» Stated exercise:
Copy each line of the listing below exactly.

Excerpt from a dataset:
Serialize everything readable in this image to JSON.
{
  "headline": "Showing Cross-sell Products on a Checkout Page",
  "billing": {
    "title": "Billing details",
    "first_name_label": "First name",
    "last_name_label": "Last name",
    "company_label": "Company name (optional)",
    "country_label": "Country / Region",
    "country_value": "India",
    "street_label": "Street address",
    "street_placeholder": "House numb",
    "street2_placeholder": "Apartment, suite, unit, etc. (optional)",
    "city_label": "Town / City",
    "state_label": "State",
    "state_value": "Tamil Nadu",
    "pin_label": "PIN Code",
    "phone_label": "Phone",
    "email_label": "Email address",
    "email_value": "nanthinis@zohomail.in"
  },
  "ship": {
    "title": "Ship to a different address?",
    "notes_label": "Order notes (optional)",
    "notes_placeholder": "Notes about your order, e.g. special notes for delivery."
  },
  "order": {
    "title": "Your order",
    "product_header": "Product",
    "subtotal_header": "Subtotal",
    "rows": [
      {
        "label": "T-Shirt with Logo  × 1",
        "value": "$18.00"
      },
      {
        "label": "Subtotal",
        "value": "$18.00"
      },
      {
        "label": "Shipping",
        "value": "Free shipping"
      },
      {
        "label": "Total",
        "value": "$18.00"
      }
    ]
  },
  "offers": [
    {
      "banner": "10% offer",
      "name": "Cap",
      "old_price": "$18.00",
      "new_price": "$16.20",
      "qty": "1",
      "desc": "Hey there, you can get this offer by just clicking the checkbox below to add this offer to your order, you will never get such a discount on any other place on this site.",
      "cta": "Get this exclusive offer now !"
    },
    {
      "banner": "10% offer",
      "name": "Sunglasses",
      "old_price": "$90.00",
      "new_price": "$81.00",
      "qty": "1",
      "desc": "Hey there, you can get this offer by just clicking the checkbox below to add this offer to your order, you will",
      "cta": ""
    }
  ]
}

» Output:
Serialize everything readable in this image to JSON.
{
  "headline": "Showing Cross-sell Products on a Checkout Page",
  "billing": {
    "title": "Billing details",
    "first_name_label": "First name",
    "last_name_label": "Last name",
    "company_label": "Company name (optional)",
    "country_label": "Country / Region",
    "country_value": "India",
    "street_label": "Street address",
    "street_placeholder": "House numb",
    "street2_placeholder": "Apartment, suite, unit, etc. (optional)",
    "city_label": "Town / City",
    "state_label": "State",
    "state_value": "Tamil Nadu",
    "pin_label": "PIN Code",
    "phone_label": "Phone",
    "email_label": "Email address",
    "email_value": "nanthinis@zohomail.in"
  },
  "ship": {
    "title": "Ship to a different address?",
    "notes_label": "Order notes (optional)",
    "notes_placeholder": "Notes about your order, e.g. special notes for delivery."
  },
  "order": {
    "title": "Your order",
    "product_header": "Product",
    "subtotal_header": "Subtotal",
    "rows": [
      {
        "label": "T-Shirt with Logo  × 1",
        "value": "$18.00"
      },
      {
        "label": "Subtotal",
        "value": "$18.00"
      },
      {
        "label": "Shipping",
        "value": "Free shipping"
      },
      {
        "label": "Total",
        "value": "$18.00"
      }
    ]
  },
  "offers": [
    {
      "banner": "10% offer",
      "name": "Cap",
      "old_price": "$18.00",
      "new_price": "$16.20",
      "qty": "1",
      "desc": "Hey there, you can get this offer by just clicking the checkbox below to add this offer to your order, you will never get such a discount on any other place on this site.",
      "cta": "Get this exclusive offer now !"
    },
    {
      "banner": "10% offer",
      "name": "Sunglasses",
      "old_price": "$90.00",
      "new_price": "$81.00",
      "qty": "1",
      "desc": "Hey there, you can get this offer by just clicking the checkbox below to add this offer to your order, you will",
      "cta": ""
    }
  ]
}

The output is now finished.